Written instruction:
Return the listing below in full, with every line exactly as it is.

[start of Input data]

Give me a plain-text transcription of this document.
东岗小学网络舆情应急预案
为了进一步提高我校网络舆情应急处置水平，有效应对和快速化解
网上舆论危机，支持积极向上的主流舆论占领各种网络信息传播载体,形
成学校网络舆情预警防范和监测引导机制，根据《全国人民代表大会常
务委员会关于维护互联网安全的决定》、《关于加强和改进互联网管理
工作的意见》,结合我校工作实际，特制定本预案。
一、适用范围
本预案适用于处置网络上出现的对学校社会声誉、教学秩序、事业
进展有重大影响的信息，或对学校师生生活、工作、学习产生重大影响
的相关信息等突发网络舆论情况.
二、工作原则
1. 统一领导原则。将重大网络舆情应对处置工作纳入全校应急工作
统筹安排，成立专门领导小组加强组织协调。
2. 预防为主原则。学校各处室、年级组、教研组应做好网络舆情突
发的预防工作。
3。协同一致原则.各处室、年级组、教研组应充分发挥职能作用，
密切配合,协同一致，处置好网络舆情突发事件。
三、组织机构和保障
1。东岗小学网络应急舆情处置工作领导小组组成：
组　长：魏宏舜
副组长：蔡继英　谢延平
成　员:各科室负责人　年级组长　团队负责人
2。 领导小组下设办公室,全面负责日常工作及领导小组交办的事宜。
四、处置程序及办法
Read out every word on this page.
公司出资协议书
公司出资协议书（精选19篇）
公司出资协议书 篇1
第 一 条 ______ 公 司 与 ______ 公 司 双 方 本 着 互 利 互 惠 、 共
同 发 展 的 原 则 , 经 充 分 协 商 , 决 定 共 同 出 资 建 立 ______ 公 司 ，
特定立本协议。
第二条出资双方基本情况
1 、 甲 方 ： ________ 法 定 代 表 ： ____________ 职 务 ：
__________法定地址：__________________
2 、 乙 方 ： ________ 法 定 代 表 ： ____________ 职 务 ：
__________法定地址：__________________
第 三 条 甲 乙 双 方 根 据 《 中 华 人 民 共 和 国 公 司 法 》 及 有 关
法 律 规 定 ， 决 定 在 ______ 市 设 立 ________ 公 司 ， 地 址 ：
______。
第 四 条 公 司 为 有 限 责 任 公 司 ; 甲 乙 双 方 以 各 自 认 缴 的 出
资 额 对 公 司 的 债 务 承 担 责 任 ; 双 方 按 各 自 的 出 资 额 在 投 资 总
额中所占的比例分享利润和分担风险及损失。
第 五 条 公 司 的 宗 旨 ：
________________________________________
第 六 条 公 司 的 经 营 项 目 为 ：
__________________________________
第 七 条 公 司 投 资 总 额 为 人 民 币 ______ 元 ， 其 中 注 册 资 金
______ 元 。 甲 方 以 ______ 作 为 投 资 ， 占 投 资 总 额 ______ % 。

[end of Input data]

Exercise response:
Give me a plain-text transcription of this document.
东岗小学网络舆情应急预案
为了进一步提高我校网络舆情应急处置水平，有效应对和快速化解
网上舆论危机，支持积极向上的主流舆论占领各种网络信息传播载体,形
成学校网络舆情预警防范和监测引导机制，根据《全国人民代表大会常
务委员会关于维护互联网安全的决定》、《关于加强和改进互联网管理
工作的意见》,结合我校工作实际，特制定本预案。
一、适用范围
本预案适用于处置网络上出现的对学校社会声誉、教学秩序、事业
进展有重大影响的信息，或对学校师生生活、工作、学习产生重大影响
的相关信息等突发网络舆论情况.
二、工作原则
1. 统一领导原则。将重大网络舆情应对处置工作纳入全校应急工作
统筹安排，成立专门领导小组加强组织协调。
2. 预防为主原则。学校各处室、年级组、教研组应做好网络舆情突
发的预防工作。
3。协同一致原则.各处室、年级组、教研组应充分发挥职能作用，
密切配合,协同一致，处置好网络舆情突发事件。
三、组织机构和保障
1。东岗小学网络应急舆情处置工作领导小组组成：
组　长：魏宏舜
副组长：蔡继英　谢延平
成　员:各科室负责人　年级组长　团队负责人
2。 领导小组下设办公室,全面负责日常工作及领导小组交办的事宜。
四、处置程序及办法
Read out every word on this page.
公司出资协议书
公司出资协议书（精选19篇）
公司出资协议书 篇1
第 一 条 ______ 公 司 与 ______ 公 司 双 方 本 着 互 利 互 惠 、 共
同 发 展 的 原 则 , 经 充 分 协 商 , 决 定 共 同 出 资 建 立 ______ 公 司 ，
特定立本协议。
第二条出资双方基本情况
1 、 甲 方 ： ________ 法 定 代 表 ： ____________ 职 务 ：
__________法定地址：__________________
2 、 乙 方 ： ________ 法 定 代 表 ： ____________ 职 务 ：
__________法定地址：__________________
第 三 条 甲 乙 双 方 根 据 《 中 华 人 民 共 和 国 公 司 法 》 及 有 关
法 律 规 定 ， 决 定 在 ______ 市 设 立 ________ 公 司 ， 地 址 ：
______。
第 四 条 公 司 为 有 限 责 任 公 司 ; 甲 乙 双 方 以 各 自 认 缴 的 出
资 额 对 公 司 的 债 务 承 担 责 任 ; 双 方 按 各 自 的 出 资 额 在 投 资 总
额中所占的比例分享利润和分担风险及损失。
第 五 条 公 司 的 宗 旨 ：
________________________________________
第 六 条 公 司 的 经 营 项 目 为 ：
__________________________________
第 七 条 公 司 投 资 总 额 为 人 民 币 ______ 元 ， 其 中 注 册 资 金
______ 元 。 甲 方 以 ______ 作 为 投 资 ， 占 投 资 总 额 ______ % 。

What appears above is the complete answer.